Appliqué à la sécurité applicative, le polymorphisme consiste à imaginer un système cible qui apparaîtrait changer, empêchant ainsi les assaillants de l’affecter aisément. Ce n’est qu’une nouvelle manière de décrire ce que de nombreux chercheurs en sécurité ont longtemps évoqué sous le terme de défense mobile. Un sujet qui a fait l’objet de nombreuses études. Fin 2014, une conférence l’association américaine pour la machinerie informatique (ACM) a été consacrée aux manières de mettre en œuvre une telle défense, en s’appuyant sur la théorie des jeux, entre autres algorithmes avancés.
En 2016, Shape Security parlait de son produit ShapeShifter comme du « premier botwall ». Il est conçu comme une appliance pour protéger l’interface utilisateur des serveurs Web. Sur son site Web, la start-up expliquait alors vouloir « utiliser le polymorphisme pour préserver la fonctionnalité du code tant en transformant la façon dont il est exprimé ». De quoi par exemple casser les attaques automatisées pour soumettre un formulaire, mais sans en affecter la présentation.
En utilisant des défenses polymorphes, les entreprises peuvent bloquer certaines attaques en déni de service (DDoS), par man-in-the-browser, et celle visant à compromettre des comptes d’utilisateurs. L’appliance ShapeShifter s’installe derrière l’équilibreur de charge ; des règles de redirection permettent de l’activer. Aujourd’hui, Shape Security a rebaptisé son produit Shape Defense. Une version dite entreprise a également été développée, avec des possibilités de déploiement en local, en mode hébergé, ou en cloud. Et la solution a été étendue à la protection des API http. Shape Security a en outre étendu son offre à la protection contre le détournement de comptes utilisateurs lié à la réutilisation de mots de passe, avec son produit Blackfish.

CONSIGNE: Dressez la liste de tous les noms de produits de Shape Security mentionnés dans l'extrait fourni. Les lignes ci-dessous proviennent d'une autre source.

MATÉRIEL D'ÉTUDE:
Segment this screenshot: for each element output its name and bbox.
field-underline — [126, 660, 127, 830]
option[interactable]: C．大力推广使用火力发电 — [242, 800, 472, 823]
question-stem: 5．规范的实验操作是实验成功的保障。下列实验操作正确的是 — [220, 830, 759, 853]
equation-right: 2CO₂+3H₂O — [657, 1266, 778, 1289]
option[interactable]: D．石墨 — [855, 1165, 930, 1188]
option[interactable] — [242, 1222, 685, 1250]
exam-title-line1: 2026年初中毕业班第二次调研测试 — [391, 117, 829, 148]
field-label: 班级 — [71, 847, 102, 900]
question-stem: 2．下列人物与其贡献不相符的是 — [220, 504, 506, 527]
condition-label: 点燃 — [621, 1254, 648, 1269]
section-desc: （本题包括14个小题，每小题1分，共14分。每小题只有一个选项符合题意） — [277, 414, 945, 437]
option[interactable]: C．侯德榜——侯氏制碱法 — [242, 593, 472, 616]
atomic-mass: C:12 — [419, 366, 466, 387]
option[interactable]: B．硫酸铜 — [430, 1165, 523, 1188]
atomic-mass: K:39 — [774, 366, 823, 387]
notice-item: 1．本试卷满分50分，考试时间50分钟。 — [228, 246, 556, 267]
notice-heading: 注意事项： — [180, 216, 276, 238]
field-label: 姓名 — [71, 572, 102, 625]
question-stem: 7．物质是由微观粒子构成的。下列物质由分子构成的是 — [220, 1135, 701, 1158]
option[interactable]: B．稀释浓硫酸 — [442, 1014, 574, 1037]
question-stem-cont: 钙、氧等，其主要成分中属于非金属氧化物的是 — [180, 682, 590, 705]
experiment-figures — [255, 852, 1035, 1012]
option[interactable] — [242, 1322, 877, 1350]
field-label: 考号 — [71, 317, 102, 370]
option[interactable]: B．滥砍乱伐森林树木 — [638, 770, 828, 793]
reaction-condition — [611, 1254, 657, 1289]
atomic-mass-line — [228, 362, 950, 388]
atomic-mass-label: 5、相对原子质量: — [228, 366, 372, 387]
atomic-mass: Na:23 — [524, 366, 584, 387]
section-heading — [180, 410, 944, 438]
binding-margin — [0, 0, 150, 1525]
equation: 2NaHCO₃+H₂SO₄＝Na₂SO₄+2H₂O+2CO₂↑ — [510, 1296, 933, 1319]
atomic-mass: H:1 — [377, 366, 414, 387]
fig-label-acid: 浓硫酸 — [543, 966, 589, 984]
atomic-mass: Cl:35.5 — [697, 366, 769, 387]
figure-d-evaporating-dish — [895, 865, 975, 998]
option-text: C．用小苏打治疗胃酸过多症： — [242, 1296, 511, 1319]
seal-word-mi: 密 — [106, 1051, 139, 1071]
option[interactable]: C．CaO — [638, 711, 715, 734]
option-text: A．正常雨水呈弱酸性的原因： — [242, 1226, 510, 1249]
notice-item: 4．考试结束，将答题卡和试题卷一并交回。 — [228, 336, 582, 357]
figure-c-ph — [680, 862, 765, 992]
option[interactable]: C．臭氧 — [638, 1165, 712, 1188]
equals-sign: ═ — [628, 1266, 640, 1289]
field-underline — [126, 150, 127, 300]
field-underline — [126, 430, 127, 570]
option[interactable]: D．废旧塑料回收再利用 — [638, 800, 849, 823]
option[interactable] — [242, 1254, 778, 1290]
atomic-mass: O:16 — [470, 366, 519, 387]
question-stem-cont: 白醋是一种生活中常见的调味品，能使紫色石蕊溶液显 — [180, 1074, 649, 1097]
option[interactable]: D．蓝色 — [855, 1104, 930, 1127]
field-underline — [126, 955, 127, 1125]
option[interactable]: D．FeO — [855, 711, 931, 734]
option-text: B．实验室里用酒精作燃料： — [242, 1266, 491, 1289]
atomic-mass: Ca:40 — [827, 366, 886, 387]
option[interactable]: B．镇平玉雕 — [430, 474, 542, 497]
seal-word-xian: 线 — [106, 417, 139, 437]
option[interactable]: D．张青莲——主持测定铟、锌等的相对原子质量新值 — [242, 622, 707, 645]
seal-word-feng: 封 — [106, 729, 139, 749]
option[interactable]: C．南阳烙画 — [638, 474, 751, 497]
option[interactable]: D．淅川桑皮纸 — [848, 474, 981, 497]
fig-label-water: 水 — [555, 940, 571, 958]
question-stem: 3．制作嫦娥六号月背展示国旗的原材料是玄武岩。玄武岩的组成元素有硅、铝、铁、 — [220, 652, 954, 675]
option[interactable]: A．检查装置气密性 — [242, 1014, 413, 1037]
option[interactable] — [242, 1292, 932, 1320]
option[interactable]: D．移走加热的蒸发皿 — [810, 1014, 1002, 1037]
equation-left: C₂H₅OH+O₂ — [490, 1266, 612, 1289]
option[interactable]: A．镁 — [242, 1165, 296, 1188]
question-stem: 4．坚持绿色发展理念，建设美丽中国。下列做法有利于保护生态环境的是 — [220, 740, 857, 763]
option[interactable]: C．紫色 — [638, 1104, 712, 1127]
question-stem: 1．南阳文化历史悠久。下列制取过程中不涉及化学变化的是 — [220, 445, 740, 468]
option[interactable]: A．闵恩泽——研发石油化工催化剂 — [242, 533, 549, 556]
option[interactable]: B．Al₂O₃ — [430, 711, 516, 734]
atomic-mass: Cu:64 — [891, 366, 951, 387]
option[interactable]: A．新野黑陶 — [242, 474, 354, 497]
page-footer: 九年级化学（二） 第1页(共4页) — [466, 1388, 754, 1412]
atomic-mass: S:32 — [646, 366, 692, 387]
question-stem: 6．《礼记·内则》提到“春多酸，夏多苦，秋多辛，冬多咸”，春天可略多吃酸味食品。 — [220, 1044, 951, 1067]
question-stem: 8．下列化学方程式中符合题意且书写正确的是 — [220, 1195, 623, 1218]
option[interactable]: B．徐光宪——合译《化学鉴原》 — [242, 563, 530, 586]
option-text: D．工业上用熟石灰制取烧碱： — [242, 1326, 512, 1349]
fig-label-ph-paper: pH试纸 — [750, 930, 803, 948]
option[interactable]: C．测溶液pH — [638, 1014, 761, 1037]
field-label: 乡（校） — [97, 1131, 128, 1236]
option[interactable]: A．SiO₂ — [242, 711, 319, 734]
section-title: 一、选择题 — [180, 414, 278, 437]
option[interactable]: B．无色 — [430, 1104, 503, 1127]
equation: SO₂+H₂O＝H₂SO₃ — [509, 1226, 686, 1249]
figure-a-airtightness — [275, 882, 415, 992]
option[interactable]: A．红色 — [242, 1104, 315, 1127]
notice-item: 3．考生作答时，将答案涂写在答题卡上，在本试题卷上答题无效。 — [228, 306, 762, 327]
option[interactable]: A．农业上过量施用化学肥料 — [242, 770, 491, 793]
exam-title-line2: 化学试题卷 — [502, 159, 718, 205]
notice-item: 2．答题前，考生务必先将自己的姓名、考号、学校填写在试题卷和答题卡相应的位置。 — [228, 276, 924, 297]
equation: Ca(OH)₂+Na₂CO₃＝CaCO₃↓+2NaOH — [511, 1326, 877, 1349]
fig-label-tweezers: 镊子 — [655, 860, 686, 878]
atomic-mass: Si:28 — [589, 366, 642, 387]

RÉPONSE: ShapeShifter, Shape Defense, Blackfish